* _Entries provided_
+ + + +

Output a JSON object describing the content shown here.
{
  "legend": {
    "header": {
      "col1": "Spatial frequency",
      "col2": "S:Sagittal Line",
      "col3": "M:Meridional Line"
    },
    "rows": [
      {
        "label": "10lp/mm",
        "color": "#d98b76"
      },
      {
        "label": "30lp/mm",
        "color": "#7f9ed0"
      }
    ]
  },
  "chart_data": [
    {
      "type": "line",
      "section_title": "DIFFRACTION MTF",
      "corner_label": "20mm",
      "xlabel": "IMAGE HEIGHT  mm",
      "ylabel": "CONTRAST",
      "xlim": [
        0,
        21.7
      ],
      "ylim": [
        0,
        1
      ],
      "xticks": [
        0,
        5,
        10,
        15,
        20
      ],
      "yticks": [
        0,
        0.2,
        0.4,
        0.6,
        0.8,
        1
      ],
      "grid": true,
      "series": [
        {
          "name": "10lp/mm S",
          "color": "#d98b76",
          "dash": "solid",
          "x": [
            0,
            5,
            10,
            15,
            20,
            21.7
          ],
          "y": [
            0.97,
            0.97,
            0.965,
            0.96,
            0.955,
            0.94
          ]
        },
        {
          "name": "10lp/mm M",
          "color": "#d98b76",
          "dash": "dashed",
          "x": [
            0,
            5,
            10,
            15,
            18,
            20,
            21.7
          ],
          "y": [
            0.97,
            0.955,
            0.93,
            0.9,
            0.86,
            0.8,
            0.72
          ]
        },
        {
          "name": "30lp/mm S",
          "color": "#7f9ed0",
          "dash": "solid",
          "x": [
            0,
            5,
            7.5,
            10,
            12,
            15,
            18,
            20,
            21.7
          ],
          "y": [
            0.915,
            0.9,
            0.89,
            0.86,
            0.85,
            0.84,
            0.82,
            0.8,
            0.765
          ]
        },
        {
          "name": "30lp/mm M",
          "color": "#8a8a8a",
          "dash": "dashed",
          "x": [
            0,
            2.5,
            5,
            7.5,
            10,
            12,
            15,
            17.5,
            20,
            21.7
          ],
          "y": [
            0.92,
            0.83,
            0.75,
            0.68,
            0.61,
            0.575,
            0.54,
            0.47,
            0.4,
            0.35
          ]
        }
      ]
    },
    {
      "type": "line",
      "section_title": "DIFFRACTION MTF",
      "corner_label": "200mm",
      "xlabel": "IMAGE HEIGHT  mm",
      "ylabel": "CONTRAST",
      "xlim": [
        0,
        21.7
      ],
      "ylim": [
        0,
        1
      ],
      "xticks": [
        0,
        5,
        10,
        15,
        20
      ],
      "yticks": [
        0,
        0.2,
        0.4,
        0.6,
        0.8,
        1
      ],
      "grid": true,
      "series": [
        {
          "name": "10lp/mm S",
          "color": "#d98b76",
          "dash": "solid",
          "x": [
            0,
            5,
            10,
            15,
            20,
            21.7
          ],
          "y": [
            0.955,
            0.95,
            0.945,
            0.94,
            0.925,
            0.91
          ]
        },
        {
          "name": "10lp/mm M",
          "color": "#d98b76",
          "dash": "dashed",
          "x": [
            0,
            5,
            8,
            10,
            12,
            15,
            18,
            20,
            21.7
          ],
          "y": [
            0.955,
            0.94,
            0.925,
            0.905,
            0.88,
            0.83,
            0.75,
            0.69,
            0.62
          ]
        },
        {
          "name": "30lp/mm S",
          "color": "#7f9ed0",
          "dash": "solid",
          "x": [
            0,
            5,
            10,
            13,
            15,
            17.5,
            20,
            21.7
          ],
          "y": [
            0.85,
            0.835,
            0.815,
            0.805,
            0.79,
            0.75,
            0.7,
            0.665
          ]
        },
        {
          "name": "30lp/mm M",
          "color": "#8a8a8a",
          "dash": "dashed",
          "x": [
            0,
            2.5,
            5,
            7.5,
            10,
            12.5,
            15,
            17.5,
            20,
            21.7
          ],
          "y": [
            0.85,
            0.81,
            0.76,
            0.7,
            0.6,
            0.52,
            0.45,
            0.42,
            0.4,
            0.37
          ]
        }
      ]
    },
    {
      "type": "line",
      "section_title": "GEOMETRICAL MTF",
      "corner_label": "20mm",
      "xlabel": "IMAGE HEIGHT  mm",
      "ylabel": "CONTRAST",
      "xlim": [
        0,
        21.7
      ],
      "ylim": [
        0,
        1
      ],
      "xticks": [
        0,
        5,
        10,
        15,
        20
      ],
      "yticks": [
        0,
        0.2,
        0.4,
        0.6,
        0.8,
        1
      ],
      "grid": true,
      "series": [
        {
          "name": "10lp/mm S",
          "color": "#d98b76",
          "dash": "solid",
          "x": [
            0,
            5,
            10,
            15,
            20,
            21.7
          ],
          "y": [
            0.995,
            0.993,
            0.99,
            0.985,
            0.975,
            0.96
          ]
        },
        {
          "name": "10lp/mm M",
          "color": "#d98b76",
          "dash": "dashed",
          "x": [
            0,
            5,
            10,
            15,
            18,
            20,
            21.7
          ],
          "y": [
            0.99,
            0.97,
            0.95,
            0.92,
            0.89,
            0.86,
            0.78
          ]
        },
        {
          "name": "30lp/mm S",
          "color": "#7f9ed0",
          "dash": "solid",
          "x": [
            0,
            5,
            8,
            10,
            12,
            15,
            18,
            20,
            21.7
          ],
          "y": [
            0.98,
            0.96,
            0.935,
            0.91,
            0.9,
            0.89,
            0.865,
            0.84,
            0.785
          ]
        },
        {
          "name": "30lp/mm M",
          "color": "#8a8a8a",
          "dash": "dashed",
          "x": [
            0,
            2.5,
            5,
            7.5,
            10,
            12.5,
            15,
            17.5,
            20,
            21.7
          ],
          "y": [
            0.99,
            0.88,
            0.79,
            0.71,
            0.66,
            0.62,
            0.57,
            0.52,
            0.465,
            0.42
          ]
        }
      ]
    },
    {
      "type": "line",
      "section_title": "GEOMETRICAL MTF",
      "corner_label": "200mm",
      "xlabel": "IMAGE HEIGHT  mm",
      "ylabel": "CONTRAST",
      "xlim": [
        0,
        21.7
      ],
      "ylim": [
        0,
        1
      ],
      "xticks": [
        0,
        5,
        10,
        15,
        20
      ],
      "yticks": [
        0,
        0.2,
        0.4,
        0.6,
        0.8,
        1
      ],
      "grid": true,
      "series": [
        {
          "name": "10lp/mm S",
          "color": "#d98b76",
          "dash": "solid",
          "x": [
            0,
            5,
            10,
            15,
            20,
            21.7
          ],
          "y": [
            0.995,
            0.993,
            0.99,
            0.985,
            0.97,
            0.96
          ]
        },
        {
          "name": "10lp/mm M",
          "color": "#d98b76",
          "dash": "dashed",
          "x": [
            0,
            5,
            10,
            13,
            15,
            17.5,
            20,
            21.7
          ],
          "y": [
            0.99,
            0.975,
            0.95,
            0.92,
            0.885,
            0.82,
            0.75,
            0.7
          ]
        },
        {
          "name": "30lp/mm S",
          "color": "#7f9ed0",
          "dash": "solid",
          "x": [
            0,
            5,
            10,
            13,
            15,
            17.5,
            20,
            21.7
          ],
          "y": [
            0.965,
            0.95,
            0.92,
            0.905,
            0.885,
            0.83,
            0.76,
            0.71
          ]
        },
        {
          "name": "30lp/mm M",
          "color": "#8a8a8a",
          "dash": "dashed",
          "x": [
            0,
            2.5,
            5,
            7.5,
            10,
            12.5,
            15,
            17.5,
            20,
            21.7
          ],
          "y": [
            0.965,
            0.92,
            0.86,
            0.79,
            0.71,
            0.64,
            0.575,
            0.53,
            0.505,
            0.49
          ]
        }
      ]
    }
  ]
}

+ + + +

* _Task objective_
All entries shown above should be printed again exactly.

* _Exercise response_
Output a JSON object describing the content shown here.
{
  "legend": {
    "header": {
      "col1": "Spatial frequency",
      "col2": "S:Sagittal Line",
      "col3": "M:Meridional Line"
    },
    "rows": [
      {
        "label": "10lp/mm",
        "color": "#d98b76"
      },
      {
        "label": "30lp/mm",
        "color": "#7f9ed0"
      }
    ]
  },
  "chart_data": [
    {
      "type": "line",
      "section_title": "DIFFRACTION MTF",
      "corner_label": "20mm",
      "xlabel": "IMAGE HEIGHT  mm",
      "ylabel": "CONTRAST",
      "xlim": [
        0,
        21.7
      ],
      "ylim": [
        0,
        1
      ],
      "xticks": [
        0,
        5,
        10,
        15,
        20
      ],
      "yticks": [
        0,
        0.2,
        0.4,
        0.6,
        0.8,
        1
      ],
      "grid": true,
      "series": [
        {
          "name": "10lp/mm S",
          "color": "#d98b76",
          "dash": "solid",
          "x": [
            0,
            5,
            10,
            15,
            20,
            21.7
          ],
          "y": [
            0.97,
            0.97,
            0.965,
            0.96,
            0.955,
            0.94
          ]
        },
        {
          "name": "10lp/mm M",
          "color": "#d98b76",
          "dash": "dashed",
          "x": [
            0,
            5,
            10,
            15,
            18,
            20,
            21.7
          ],
          "y": [
            0.97,
            0.955,
            0.93,
            0.9,
            0.86,
            0.8,
            0.72
          ]
        },
        {
          "name": "30lp/mm S",
          "color": "#7f9ed0",
          "dash": "solid",
          "x": [
            0,
            5,
            7.5,
            10,
            12,
            15,
            18,
            20,
            21.7
          ],
          "y": [
            0.915,
            0.9,
            0.89,
            0.86,
            0.85,
            0.84,
            0.82,
            0.8,
            0.765
          ]
        },
        {
          "name": "30lp/mm M",
          "color": "#8a8a8a",
          "dash": "dashed",
          "x": [
            0,
            2.5,
            5,
            7.5,
            10,
            12,
            15,
            17.5,
            20,
            21.7
          ],
          "y": [
            0.92,
            0.83,
            0.75,
            0.68,
            0.61,
            0.575,
            0.54,
            0.47,
            0.4,
            0.35
          ]
        }
      ]
    },
    {
      "type": "line",
      "section_title": "DIFFRACTION MTF",
      "corner_label": "200mm",
      "xlabel": "IMAGE HEIGHT  mm",
      "ylabel": "CONTRAST",
      "xlim": [
        0,
        21.7
      ],
      "ylim": [
        0,
        1
      ],
      "xticks": [
        0,
        5,
        10,
        15,
        20
      ],
      "yticks": [
        0,
        0.2,
        0.4,
        0.6,
        0.8,
        1
      ],
      "grid": true,
      "series": [
        {
          "name": "10lp/mm S",
          "color": "#d98b76",
          "dash": "solid",
          "x": [
            0,
            5,
            10,
            15,
            20,
            21.7
          ],
          "y": [
            0.955,
            0.95,
            0.945,
            0.94,
            0.925,
            0.91
          ]
        },
        {
          "name": "10lp/mm M",
          "color": "#d98b76",
          "dash": "dashed",
          "x": [
            0,
            5,
            8,
            10,
            12,
            15,
            18,
            20,
            21.7
          ],
          "y": [
            0.955,
            0.94,
            0.925,
            0.905,
            0.88,
            0.83,
            0.75,
            0.69,
            0.62
          ]
        },
        {
          "name": "30lp/mm S",
          "color": "#7f9ed0",
          "dash": "solid",
          "x": [
            0,
            5,
            10,
            13,
            15,
            17.5,
            20,
            21.7
          ],
          "y": [
            0.85,
            0.835,
            0.815,
            0.805,
            0.79,
            0.75,
            0.7,
            0.665
          ]
        },
        {
          "name": "30lp/mm M",
          "color": "#8a8a8a",
          "dash": "dashed",
          "x": [
            0,
            2.5,
            5,
            7.5,
            10,
            12.5,
            15,
            17.5,
            20,
            21.7
          ],
          "y": [
            0.85,
            0.81,
            0.76,
            0.7,
            0.6,
            0.52,
            0.45,
            0.42,
            0.4,
            0.37
          ]
        }
      ]
    },
    {
      "type": "line",
      "section_title": "GEOMETRICAL MTF",
      "corner_label": "20mm",
      "xlabel": "IMAGE HEIGHT  mm",
      "ylabel": "CONTRAST",
      "xlim": [
        0,
        21.7
      ],
      "ylim": [
        0,
        1
      ],
      "xticks": [
        0,
        5,
        10,
        15,
        20
      ],
      "yticks": [
        0,
        0.2,
        0.4,
        0.6,
        0.8,
        1
      ],
      "grid": true,
      "series": [
        {
          "name": "10lp/mm S",
          "color": "#d98b76",
          "dash": "solid",
          "x": [
            0,
            5,
            10,
            15,
            20,
            21.7
          ],
          "y": [
            0.995,
            0.993,
            0.99,
            0.985,
            0.975,
            0.96
          ]
        },
        {
          "name": "10lp/mm M",
          "color": "#d98b76",
          "dash": "dashed",
          "x": [
            0,
            5,
            10,
            15,
            18,
            20,
            21.7
          ],
          "y": [
            0.99,
            0.97,
            0.95,
            0.92,
            0.89,
            0.86,
            0.78
          ]
        },
        {
          "name": "30lp/mm S",
          "color": "#7f9ed0",
          "dash": "solid",
          "x": [
            0,
            5,
            8,
            10,
            12,
            15,
            18,
            20,
            21.7
          ],
          "y": [
            0.98,
            0.96,
            0.935,
            0.91,
            0.9,
            0.89,
            0.865,
            0.84,
            0.785
          ]
        },
        {
          "name": "30lp/mm M",
          "color": "#8a8a8a",
          "dash": "dashed",
          "x": [
            0,
            2.5,
            5,
            7.5,
            10,
            12.5,
            15,
            17.5,
            20,
            21.7
          ],
          "y": [
            0.99,
            0.88,
            0.79,
            0.71,
            0.66,
            0.62,
            0.57,
            0.52,
            0.465,
            0.42
          ]
        }
      ]
    },
    {
      "type": "line",
      "section_title": "GEOMETRICAL MTF",
      "corner_label": "200mm",
      "xlabel": "IMAGE HEIGHT  mm",
      "ylabel": "CONTRAST",
      "xlim": [
        0,
        21.7
      ],
      "ylim": [
        0,
        1
      ],
      "xticks": [
        0,
        5,
        10,
        15,
        20
      ],
      "yticks": [
        0,
        0.2,
        0.4,
        0.6,
        0.8,
        1
      ],
      "grid": true,
      "series": [
        {
          "name": "10lp/mm S",
          "color": "#d98b76",
          "dash": "solid",
          "x": [
            0,
            5,
            10,
            15,
            20,
            21.7
          ],
          "y": [
            0.995,
            0.993,
            0.99,
            0.985,
            0.97,
            0.96
          ]
        },
        {
          "name": "10lp/mm M",
          "color": "#d98b76",
          "dash": "dashed",
          "x": [
            0,
            5,
            10,
            13,
            15,
            17.5,
            20,
            21.7
          ],
          "y": [
            0.99,
            0.975,
            0.95,
            0.92,
            0.885,
            0.82,
            0.75,
            0.7
          ]
        },
        {
          "name": "30lp/mm S",
          "color": "#7f9ed0",
          "dash": "solid",
          "x": [
            0,
            5,
            10,
            13,
            15,
            17.5,
            20,
            21.7
          ],
          "y": [
            0.965,
            0.95,
            0.92,
            0.905,
            0.885,
            0.83,
            0.76,
            0.71
          ]
        },
        {
          "name": "30lp/mm M",
          "color": "#8a8a8a",
          "dash": "dashed",
          "x": [
            0,
            2.5,
            5,
            7.5,
            10,
            12.5,
            15,
            17.5,
            20,
            21.7
          ],
          "y": [
            0.965,
            0.92,
            0.86,
            0.79,
            0.71,
            0.64,
            0.575,
            0.53,
            0.505,
            0.49
          ]
        }
      ]
    }
  ]
}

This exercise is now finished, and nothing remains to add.